=== DATASET RECORDS ===
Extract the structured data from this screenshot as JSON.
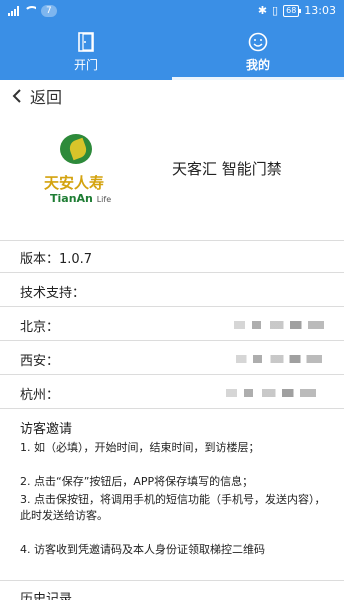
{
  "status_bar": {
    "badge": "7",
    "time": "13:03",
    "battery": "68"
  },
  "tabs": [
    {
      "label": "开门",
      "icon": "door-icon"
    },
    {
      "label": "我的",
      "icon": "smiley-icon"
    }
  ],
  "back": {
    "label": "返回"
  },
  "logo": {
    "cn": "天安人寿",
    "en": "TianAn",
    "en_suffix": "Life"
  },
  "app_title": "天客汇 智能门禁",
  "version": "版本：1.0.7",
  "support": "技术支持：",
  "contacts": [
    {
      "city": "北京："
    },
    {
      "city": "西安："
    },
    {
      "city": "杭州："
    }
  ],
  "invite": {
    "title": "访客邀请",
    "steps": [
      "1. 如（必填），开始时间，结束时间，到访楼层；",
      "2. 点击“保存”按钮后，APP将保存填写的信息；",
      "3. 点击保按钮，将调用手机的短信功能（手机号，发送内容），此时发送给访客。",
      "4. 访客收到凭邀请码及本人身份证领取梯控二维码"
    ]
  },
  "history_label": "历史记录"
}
==
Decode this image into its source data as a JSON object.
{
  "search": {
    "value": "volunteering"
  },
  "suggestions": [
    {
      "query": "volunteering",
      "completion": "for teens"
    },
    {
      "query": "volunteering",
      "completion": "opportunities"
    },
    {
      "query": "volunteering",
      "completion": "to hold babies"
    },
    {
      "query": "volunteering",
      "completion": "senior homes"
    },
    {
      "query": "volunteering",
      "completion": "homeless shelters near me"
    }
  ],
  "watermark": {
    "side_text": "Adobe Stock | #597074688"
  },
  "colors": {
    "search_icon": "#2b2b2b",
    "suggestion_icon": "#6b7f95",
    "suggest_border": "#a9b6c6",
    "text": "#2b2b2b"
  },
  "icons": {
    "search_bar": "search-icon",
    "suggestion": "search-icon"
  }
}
---
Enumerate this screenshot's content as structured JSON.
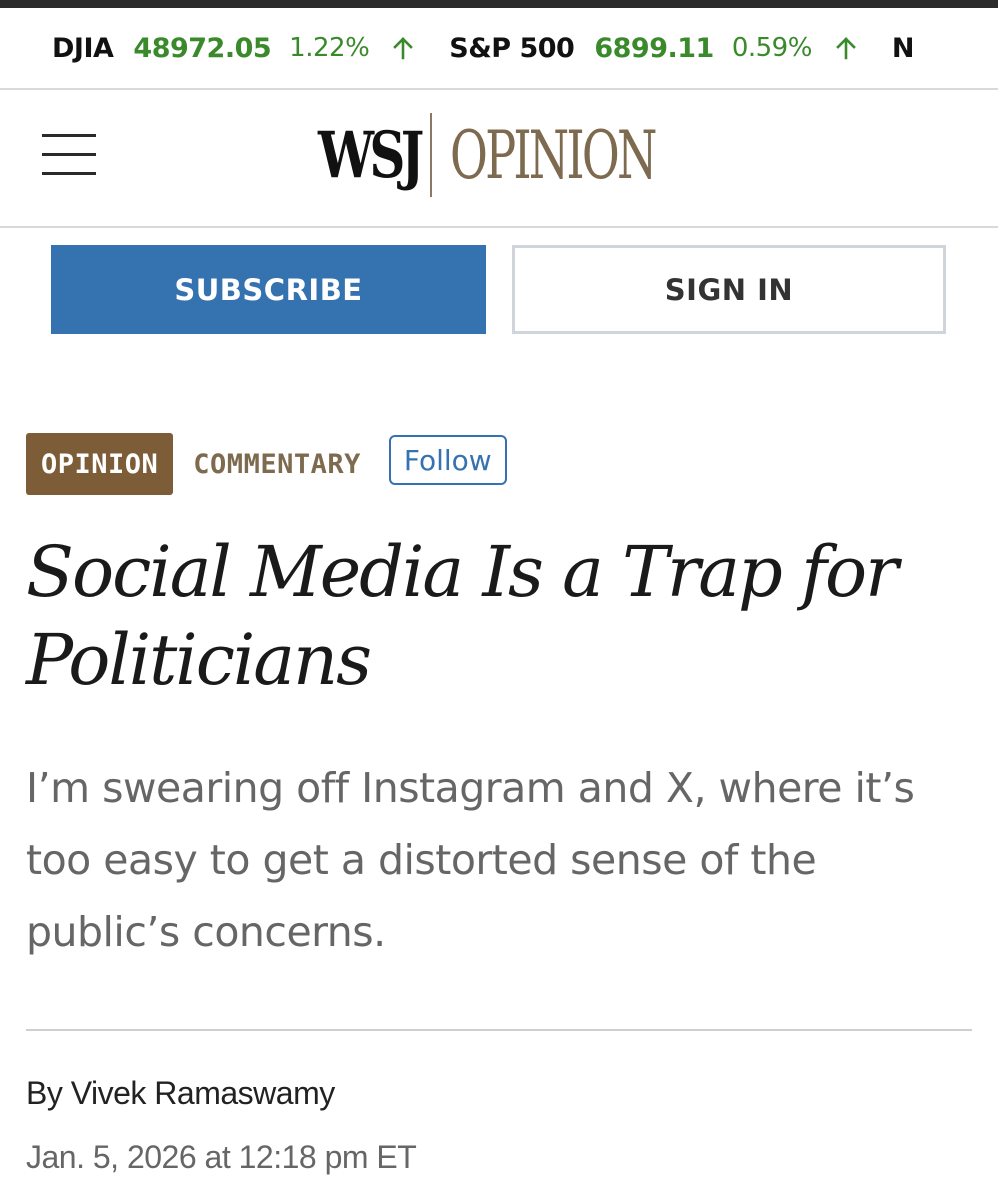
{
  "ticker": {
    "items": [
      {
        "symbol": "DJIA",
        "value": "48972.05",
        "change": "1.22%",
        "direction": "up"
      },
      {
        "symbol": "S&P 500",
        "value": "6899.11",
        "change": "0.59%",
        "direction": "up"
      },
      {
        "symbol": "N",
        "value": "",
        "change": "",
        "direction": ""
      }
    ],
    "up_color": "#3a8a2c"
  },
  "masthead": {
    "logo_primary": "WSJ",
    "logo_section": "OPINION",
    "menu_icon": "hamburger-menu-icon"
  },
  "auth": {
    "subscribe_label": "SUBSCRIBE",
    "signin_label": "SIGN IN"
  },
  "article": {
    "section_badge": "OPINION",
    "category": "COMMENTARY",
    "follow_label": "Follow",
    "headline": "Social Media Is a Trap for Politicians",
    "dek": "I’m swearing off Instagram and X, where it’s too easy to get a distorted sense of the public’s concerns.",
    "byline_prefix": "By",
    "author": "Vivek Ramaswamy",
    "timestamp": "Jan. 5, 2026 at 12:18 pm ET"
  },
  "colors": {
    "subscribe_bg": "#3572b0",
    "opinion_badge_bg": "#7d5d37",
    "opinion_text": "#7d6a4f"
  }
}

=== SHORT EXERCISE ===
Examine the entries and report how many of their lines contain the string "completion", giving no more than the number.

=== EXERCISE ANSWER ===
5